**SHORT TASK**
Copy out the entries below line for line, leaving out the pictures.
Start AVAILABLE DATA
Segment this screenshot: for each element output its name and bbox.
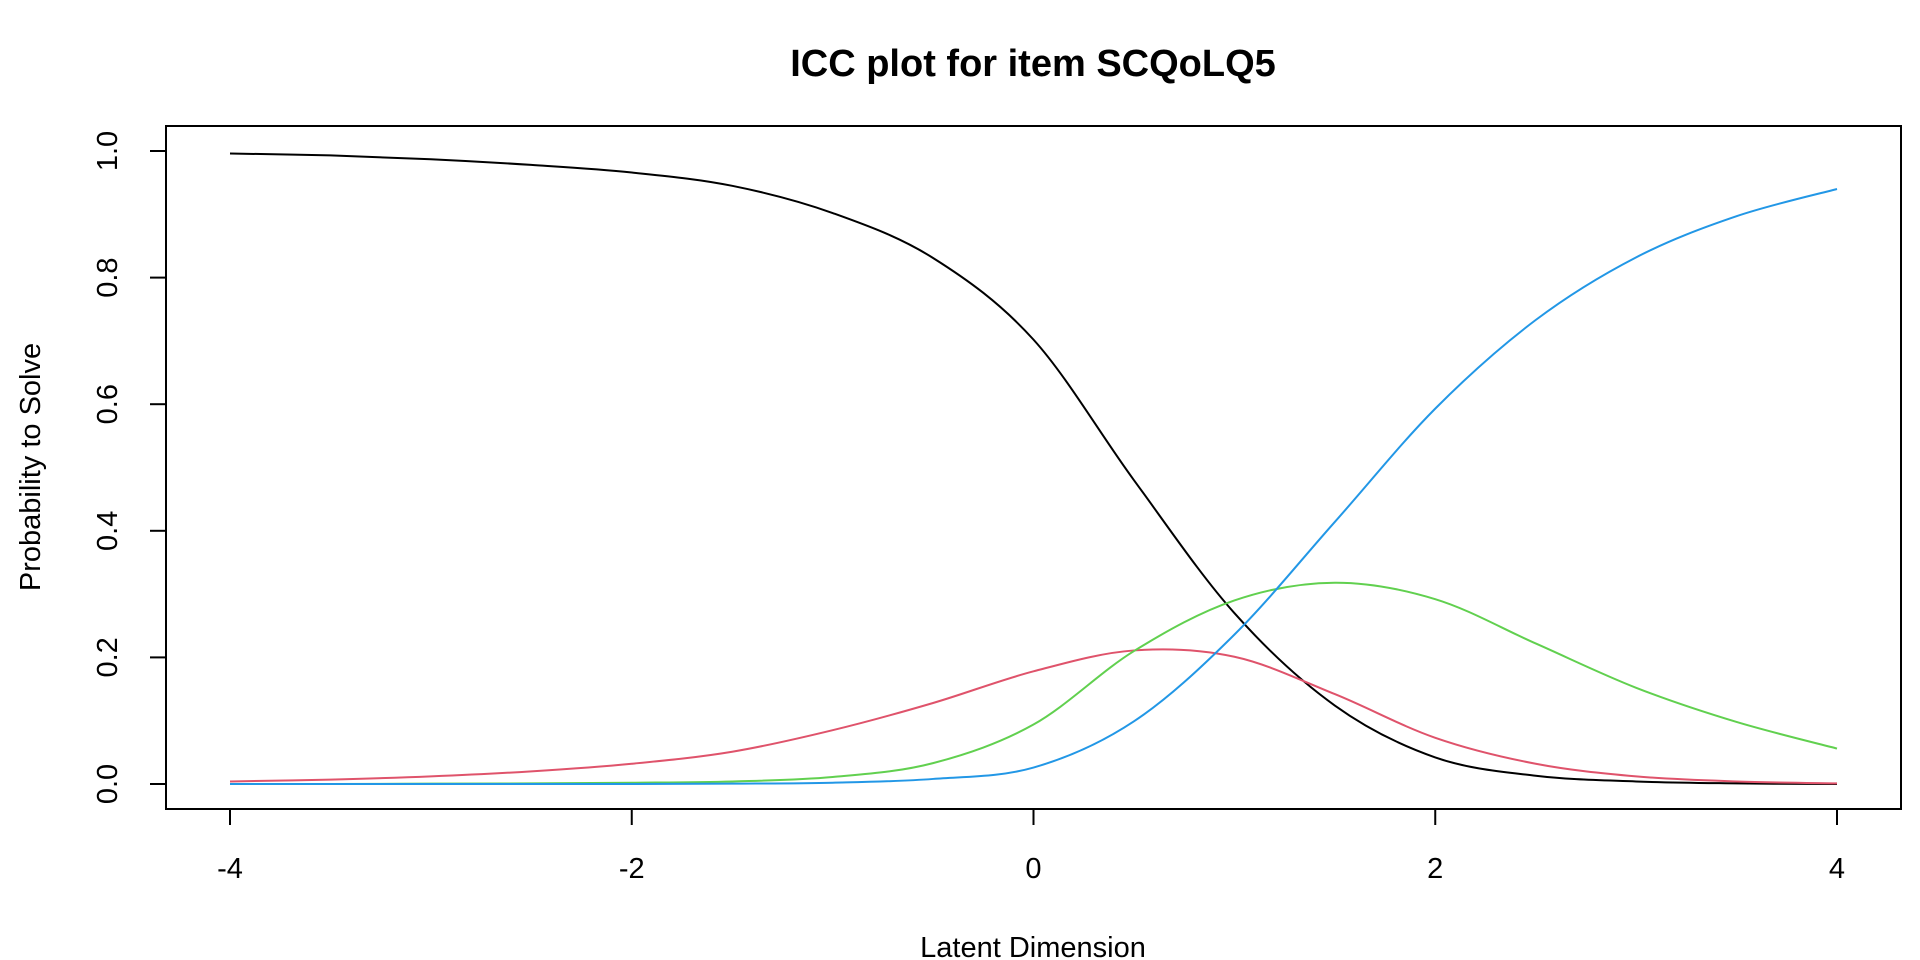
series-line-4 — [230, 188, 1838, 786]
x-tick-label: 0 — [1025, 853, 1041, 885]
chart-title: ICC plot for item SCQoLQ5 — [790, 43, 1276, 85]
x-tick-label: 4 — [1829, 853, 1845, 885]
series-line-3 — [229, 581, 1838, 786]
y-tick-label: 1.0 — [92, 131, 124, 171]
x-tick-label: -4 — [217, 853, 243, 885]
plot-frame — [165, 125, 1902, 810]
y-tick-label: 0.0 — [92, 764, 124, 804]
x-axis-label: Latent Dimension — [920, 932, 1146, 960]
y-tick-label: 0.4 — [92, 511, 124, 551]
series-line-2 — [229, 648, 1838, 785]
y-axis-label: Probability to Solve — [15, 343, 47, 591]
series-layer — [229, 152, 1838, 786]
y-axis: 0.0 0.2 0.4 0.6 0.8 1.0 — [92, 131, 167, 804]
y-tick-label: 0.6 — [92, 384, 124, 424]
x-axis: -4 -2 0 2 4 — [217, 808, 1845, 885]
series-line-1 — [229, 152, 1838, 785]
x-tick-label: -2 — [619, 853, 645, 885]
x-tick-label: 2 — [1427, 853, 1443, 885]
y-tick-label: 0.2 — [92, 637, 124, 677]
y-tick-label: 0.8 — [92, 257, 124, 297]
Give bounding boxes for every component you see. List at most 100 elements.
End AVAILABLE DATA
**THE REPLY**
Segment this screenshot: for each element output its name and bbox.
series-line-4 — [230, 188, 1838, 786]
x-tick-label: 0 — [1025, 853, 1041, 885]
chart-title: ICC plot for item SCQoLQ5 — [790, 43, 1276, 85]
x-tick-label: 4 — [1829, 853, 1845, 885]
series-line-3 — [229, 581, 1838, 786]
y-tick-label: 1.0 — [92, 131, 124, 171]
x-tick-label: -4 — [217, 853, 243, 885]
plot-frame — [165, 125, 1902, 810]
y-tick-label: 0.0 — [92, 764, 124, 804]
x-axis-label: Latent Dimension — [920, 932, 1146, 960]
y-tick-label: 0.4 — [92, 511, 124, 551]
series-line-2 — [229, 648, 1838, 785]
y-axis-label: Probability to Solve — [15, 343, 47, 591]
series-layer — [229, 152, 1838, 786]
y-axis: 0.0 0.2 0.4 0.6 0.8 1.0 — [92, 131, 167, 804]
y-tick-label: 0.6 — [92, 384, 124, 424]
x-axis: -4 -2 0 2 4 — [217, 808, 1845, 885]
series-line-1 — [229, 152, 1838, 785]
x-tick-label: -2 — [619, 853, 645, 885]
x-tick-label: 2 — [1427, 853, 1443, 885]
y-tick-label: 0.2 — [92, 637, 124, 677]
y-tick-label: 0.8 — [92, 257, 124, 297]
Give bounding boxes for every component you see. List at most 100 elements.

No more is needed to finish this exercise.